- **Short problem**: Scan the entries below and report only how many lines contain "alee".

- **Dataset entries**:
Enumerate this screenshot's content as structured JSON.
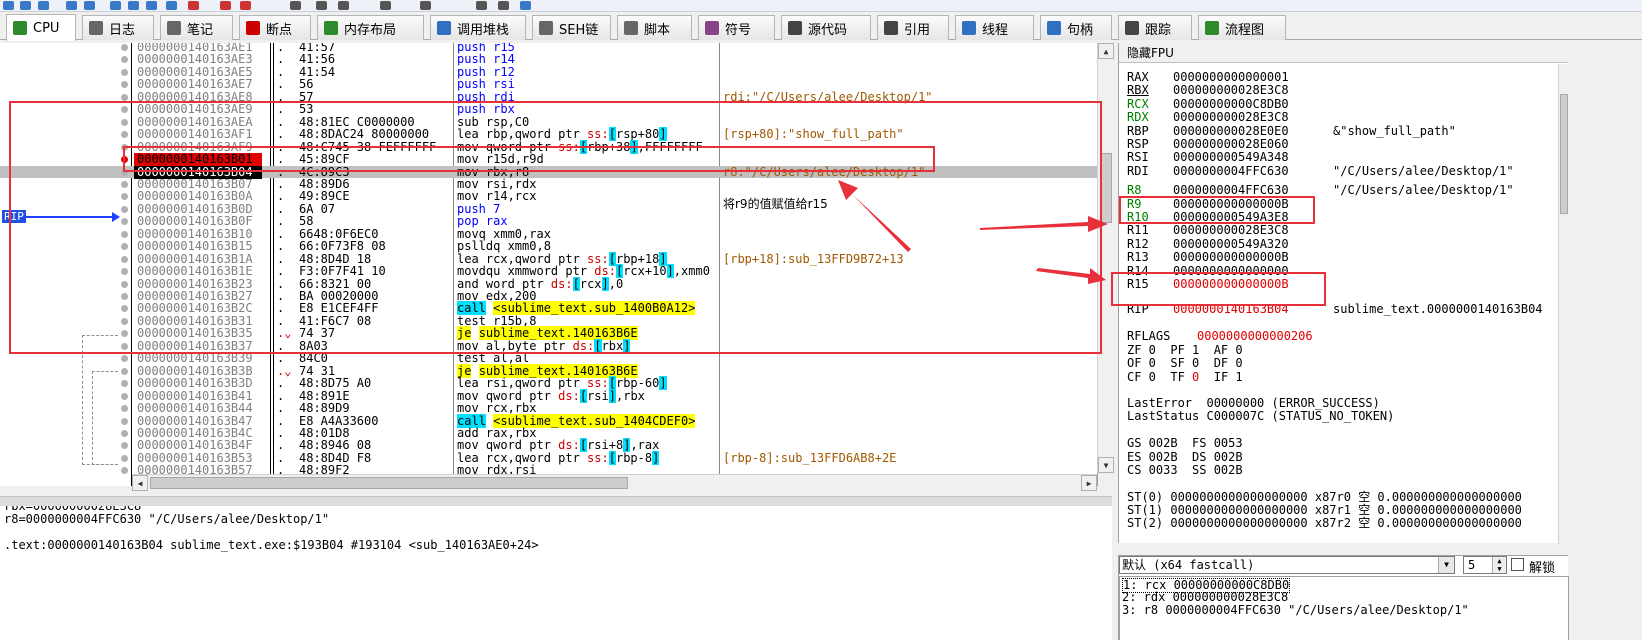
{
  "tabs": [
    {
      "label": "CPU",
      "icon": "cpu-icon",
      "color": "#2d8a2d"
    },
    {
      "label": "日志",
      "icon": "log-icon",
      "color": "#666666"
    },
    {
      "label": "笔记",
      "icon": "note-icon",
      "color": "#666666"
    },
    {
      "label": "断点",
      "icon": "breakpoint-icon",
      "color": "#cc0000"
    },
    {
      "label": "内存布局",
      "icon": "memory-map-icon",
      "color": "#2d8a2d"
    },
    {
      "label": "调用堆栈",
      "icon": "call-stack-icon",
      "color": "#3070c0"
    },
    {
      "label": "SEH链",
      "icon": "seh-icon",
      "color": "#666666"
    },
    {
      "label": "脚本",
      "icon": "script-icon",
      "color": "#666666"
    },
    {
      "label": "符号",
      "icon": "symbol-icon",
      "color": "#884488"
    },
    {
      "label": "源代码",
      "icon": "source-icon",
      "color": "#444444"
    },
    {
      "label": "引用",
      "icon": "reference-icon",
      "color": "#444444"
    },
    {
      "label": "线程",
      "icon": "thread-icon",
      "color": "#3070c0"
    },
    {
      "label": "句柄",
      "icon": "handle-icon",
      "color": "#3070c0"
    },
    {
      "label": "跟踪",
      "icon": "trace-icon",
      "color": "#444444"
    },
    {
      "label": "流程图",
      "icon": "graph-icon",
      "color": "#2d8a2d"
    }
  ],
  "disasm": [
    {
      "addr": "0000000140163AE1",
      "dot": ".",
      "bytes": "41:57",
      "instr": "push r15",
      "kind": "push",
      "cmt": ""
    },
    {
      "addr": "0000000140163AE3",
      "dot": ".",
      "bytes": "41:56",
      "instr": "push r14",
      "kind": "push",
      "cmt": ""
    },
    {
      "addr": "0000000140163AE5",
      "dot": ".",
      "bytes": "41:54",
      "instr": "push r12",
      "kind": "push",
      "cmt": ""
    },
    {
      "addr": "0000000140163AE7",
      "dot": ".",
      "bytes": "56",
      "instr": "push rsi",
      "kind": "push",
      "cmt": ""
    },
    {
      "addr": "0000000140163AE8",
      "dot": ".",
      "bytes": "57",
      "instr": "push rdi",
      "kind": "push",
      "cmt": "rdi:\"/C/Users/alee/Desktop/1\"",
      "cmtc": "olive"
    },
    {
      "addr": "0000000140163AE9",
      "dot": ".",
      "bytes": "53",
      "instr": "push rbx",
      "kind": "push",
      "cmt": ""
    },
    {
      "addr": "0000000140163AEA",
      "dot": ".",
      "bytes": "48:81EC C0000000",
      "instr": "sub rsp,C0",
      "kind": "",
      "cmt": ""
    },
    {
      "addr": "0000000140163AF1",
      "dot": ".",
      "bytes": "48:8DAC24 80000000",
      "instr": "lea rbp,qword ptr ss:[rsp+80]",
      "kind": "",
      "cmt": "[rsp+80]:\"show_full_path\"",
      "cmtc": "olive"
    },
    {
      "addr": "0000000140163AF9",
      "dot": ".",
      "bytes": "48:C745 38 FEFFFFFF",
      "instr": "mov qword ptr ss:[rbp+38],FFFFFFFF",
      "kind": "",
      "cmt": ""
    },
    {
      "addr": "0000000140163B01",
      "dot": ".",
      "bytes": "45:89CF",
      "instr": "mov r15d,r9d",
      "kind": "",
      "cmt": "",
      "mark": "cur"
    },
    {
      "addr": "0000000140163B04",
      "dot": ".",
      "bytes": "4C:89C3",
      "instr": "mov rbx,r8",
      "kind": "",
      "cmt": "r8:\"/C/Users/alee/Desktop/1\"",
      "cmtc": "olive",
      "mark": "rip"
    },
    {
      "addr": "0000000140163B07",
      "dot": ".",
      "bytes": "48:89D6",
      "instr": "mov rsi,rdx",
      "kind": "",
      "cmt": ""
    },
    {
      "addr": "0000000140163B0A",
      "dot": ".",
      "bytes": "49:89CE",
      "instr": "mov r14,rcx",
      "kind": "",
      "cmt": ""
    },
    {
      "addr": "0000000140163B0D",
      "dot": ".",
      "bytes": "6A 07",
      "instr": "push 7",
      "kind": "push",
      "cmt": ""
    },
    {
      "addr": "0000000140163B0F",
      "dot": ".",
      "bytes": "58",
      "instr": "pop rax",
      "kind": "push",
      "cmt": ""
    },
    {
      "addr": "0000000140163B10",
      "dot": ".",
      "bytes": "6648:0F6EC0",
      "instr": "movq xmm0,rax",
      "kind": "",
      "cmt": ""
    },
    {
      "addr": "0000000140163B15",
      "dot": ".",
      "bytes": "66:0F73F8 08",
      "instr": "pslldq xmm0,8",
      "kind": "",
      "cmt": ""
    },
    {
      "addr": "0000000140163B1A",
      "dot": ".",
      "bytes": "48:8D4D 18",
      "instr": "lea rcx,qword ptr ss:[rbp+18]",
      "kind": "",
      "cmt": "[rbp+18]:sub_13FFD9B72+13",
      "cmtc": "olive"
    },
    {
      "addr": "0000000140163B1E",
      "dot": ".",
      "bytes": "F3:0F7F41 10",
      "instr": "movdqu xmmword ptr ds:[rcx+10],xmm0",
      "kind": "",
      "cmt": ""
    },
    {
      "addr": "0000000140163B23",
      "dot": ".",
      "bytes": "66:8321 00",
      "instr": "and word ptr ds:[rcx],0",
      "kind": "",
      "cmt": ""
    },
    {
      "addr": "0000000140163B27",
      "dot": ".",
      "bytes": "BA 00020000",
      "instr": "mov edx,200",
      "kind": "",
      "cmt": ""
    },
    {
      "addr": "0000000140163B2C",
      "dot": ".",
      "bytes": "E8 E1CEF4FF",
      "instr": "call",
      "target": "<sublime_text.sub_1400B0A12>",
      "kind": "call",
      "cmt": ""
    },
    {
      "addr": "0000000140163B31",
      "dot": ".",
      "bytes": "41:F6C7 08",
      "instr": "test r15b,8",
      "kind": "",
      "cmt": ""
    },
    {
      "addr": "0000000140163B35",
      "dot": ".⌄",
      "bytes": "74 37",
      "instr": "je",
      "target": "sublime_text.140163B6E",
      "kind": "je",
      "cmt": ""
    },
    {
      "addr": "0000000140163B37",
      "dot": ".",
      "bytes": "8A03",
      "instr": "mov al,byte ptr ds:[rbx]",
      "kind": "",
      "cmt": ""
    },
    {
      "addr": "0000000140163B39",
      "dot": ".",
      "bytes": "84C0",
      "instr": "test al,al",
      "kind": "",
      "cmt": ""
    },
    {
      "addr": "0000000140163B3B",
      "dot": ".⌄",
      "bytes": "74 31",
      "instr": "je",
      "target": "sublime_text.140163B6E",
      "kind": "je",
      "cmt": ""
    },
    {
      "addr": "0000000140163B3D",
      "dot": ".",
      "bytes": "48:8D75 A0",
      "instr": "lea rsi,qword ptr ss:[rbp-60]",
      "kind": "",
      "cmt": ""
    },
    {
      "addr": "0000000140163B41",
      "dot": ".",
      "bytes": "48:891E",
      "instr": "mov qword ptr ds:[rsi],rbx",
      "kind": "",
      "cmt": ""
    },
    {
      "addr": "0000000140163B44",
      "dot": ".",
      "bytes": "48:89D9",
      "instr": "mov rcx,rbx",
      "kind": "",
      "cmt": ""
    },
    {
      "addr": "0000000140163B47",
      "dot": ".",
      "bytes": "E8 A4A33600",
      "instr": "call",
      "target": "<sublime_text.sub_1404CDEF0>",
      "kind": "call",
      "cmt": ""
    },
    {
      "addr": "0000000140163B4C",
      "dot": ".",
      "bytes": "48:01D8",
      "instr": "add rax,rbx",
      "kind": "",
      "cmt": ""
    },
    {
      "addr": "0000000140163B4F",
      "dot": ".",
      "bytes": "48:8946 08",
      "instr": "mov qword ptr ds:[rsi+8],rax",
      "kind": "",
      "cmt": ""
    },
    {
      "addr": "0000000140163B53",
      "dot": ".",
      "bytes": "48:8D4D F8",
      "instr": "lea rcx,qword ptr ss:[rbp-8]",
      "kind": "",
      "cmt": "[rbp-8]:sub_13FFD6AB8+2E",
      "cmtc": "olive"
    },
    {
      "addr": "0000000140163B57",
      "dot": ".",
      "bytes": "48:89F2",
      "instr": "mov rdx,rsi",
      "kind": "",
      "cmt": ""
    }
  ],
  "rip_label": "RIP",
  "annotation": "将r9的值赋值给r15",
  "info_lines": [
    "rbx=00000000028E3C8",
    "r8=0000000004FFC630 \"/C/Users/alee/Desktop/1\"",
    "",
    ".text:0000000140163B04 sublime_text.exe:$193B04 #193104 <sub_140163AE0+24>"
  ],
  "registers_header": "隐藏FPU",
  "registers": [
    {
      "name": "RAX",
      "value": "0000000000000001",
      "comment": "",
      "nc": "",
      "vc": ""
    },
    {
      "name": "RBX",
      "value": "000000000028E3C8",
      "comment": "",
      "nc": "ul",
      "vc": ""
    },
    {
      "name": "RCX",
      "value": "00000000000C8DB0",
      "comment": "",
      "nc": "green",
      "vc": ""
    },
    {
      "name": "RDX",
      "value": "000000000028E3C8",
      "comment": "",
      "nc": "green",
      "vc": ""
    },
    {
      "name": "RBP",
      "value": "000000000028E0E0",
      "comment": "&\"show_full_path\"",
      "nc": "",
      "vc": ""
    },
    {
      "name": "RSP",
      "value": "000000000028E060",
      "comment": "",
      "nc": "",
      "vc": ""
    },
    {
      "name": "RSI",
      "value": "000000000549A348",
      "comment": "",
      "nc": "",
      "vc": ""
    },
    {
      "name": "RDI",
      "value": "0000000004FFC630",
      "comment": "\"/C/Users/alee/Desktop/1\"",
      "nc": "",
      "vc": ""
    },
    {
      "name": "",
      "value": "",
      "comment": "",
      "nc": "",
      "vc": ""
    },
    {
      "name": "R8",
      "value": "0000000004FFC630",
      "comment": "\"/C/Users/alee/Desktop/1\"",
      "nc": "green",
      "vc": ""
    },
    {
      "name": "R9",
      "value": "000000000000000B",
      "comment": "",
      "nc": "green",
      "vc": ""
    },
    {
      "name": "R10",
      "value": "000000000549A3E8",
      "comment": "",
      "nc": "green",
      "vc": ""
    },
    {
      "name": "R11",
      "value": "000000000028E3C8",
      "comment": "",
      "nc": "",
      "vc": ""
    },
    {
      "name": "R12",
      "value": "000000000549A320",
      "comment": "",
      "nc": "",
      "vc": ""
    },
    {
      "name": "R13",
      "value": "000000000000000B",
      "comment": "",
      "nc": "",
      "vc": ""
    },
    {
      "name": "R14",
      "value": "0000000000000000",
      "comment": "",
      "nc": "",
      "vc": ""
    },
    {
      "name": "R15",
      "value": "000000000000000B",
      "comment": "",
      "nc": "",
      "vc": "red"
    }
  ],
  "rip": {
    "name": "RIP",
    "value": "0000000140163B04",
    "comment": "sublime_text.0000000140163B04"
  },
  "rflags": {
    "name": "RFLAGS",
    "value": "0000000000000206"
  },
  "flags": [
    "ZF 0  PF 1  AF 0",
    "OF 0  SF 0  DF 0",
    "CF 0  TF 0  IF 1"
  ],
  "last_error": "LastError  00000000 (ERROR_SUCCESS)",
  "last_status": "LastStatus C000007C (STATUS_NO_TOKEN)",
  "segments": [
    "GS 002B  FS 0053",
    "ES 002B  DS 002B",
    "CS 0033  SS 002B"
  ],
  "fpu": [
    "ST(0) 0000000000000000000 x87r0 空 0.000000000000000000",
    "ST(1) 0000000000000000000 x87r1 空 0.000000000000000000",
    "ST(2) 0000000000000000000 x87r2 空 0.000000000000000000"
  ],
  "callconv": {
    "selected": "默认 (x64 fastcall)",
    "count": "5",
    "lock_label": "解锁",
    "items": [
      "1: rcx 00000000000C8DB0",
      "2: rdx 000000000028E3C8",
      "3: r8 0000000004FFC630 \"/C/Users/alee/Desktop/1\""
    ]
  },
  "colors": {
    "accent": "#e8303a",
    "rip_blue": "#2040ff",
    "call_bg": "#00e0ff",
    "je_bg": "#ffff00"
  }
}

- **Expected answer**: 6